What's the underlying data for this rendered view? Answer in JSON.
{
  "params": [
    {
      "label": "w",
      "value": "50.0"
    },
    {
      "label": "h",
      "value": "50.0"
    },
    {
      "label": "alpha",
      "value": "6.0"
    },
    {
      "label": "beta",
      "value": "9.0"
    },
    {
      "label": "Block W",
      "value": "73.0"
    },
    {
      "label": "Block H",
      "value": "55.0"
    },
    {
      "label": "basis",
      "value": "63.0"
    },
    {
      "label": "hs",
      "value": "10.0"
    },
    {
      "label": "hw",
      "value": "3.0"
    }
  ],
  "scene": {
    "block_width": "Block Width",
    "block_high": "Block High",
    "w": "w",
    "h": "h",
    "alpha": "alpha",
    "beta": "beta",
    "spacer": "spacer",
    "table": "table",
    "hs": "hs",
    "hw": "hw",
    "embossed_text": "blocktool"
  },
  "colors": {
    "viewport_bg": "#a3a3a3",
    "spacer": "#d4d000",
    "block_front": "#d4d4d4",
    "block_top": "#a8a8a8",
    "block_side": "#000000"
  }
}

★ ★ ★

**Set problem**
Transcribe the records above exactly as they appear.

**Answer to this task**
What's the underlying data for this rendered view? Answer in JSON.
{
  "params": [
    {
      "label": "w",
      "value": "50.0"
    },
    {
      "label": "h",
      "value": "50.0"
    },
    {
      "label": "alpha",
      "value": "6.0"
    },
    {
      "label": "beta",
      "value": "9.0"
    },
    {
      "label": "Block W",
      "value": "73.0"
    },
    {
      "label": "Block H",
      "value": "55.0"
    },
    {
      "label": "basis",
      "value": "63.0"
    },
    {
      "label": "hs",
      "value": "10.0"
    },
    {
      "label": "hw",
      "value": "3.0"
    }
  ],
  "scene": {
    "block_width": "Block Width",
    "block_high": "Block High",
    "w": "w",
    "h": "h",
    "alpha": "alpha",
    "beta": "beta",
    "spacer": "spacer",
    "table": "table",
    "hs": "hs",
    "hw": "hw",
    "embossed_text": "blocktool"
  },
  "colors": {
    "viewport_bg": "#a3a3a3",
    "spacer": "#d4d000",
    "block_front": "#d4d4d4",
    "block_top": "#a8a8a8",
    "block_side": "#000000"
  }
}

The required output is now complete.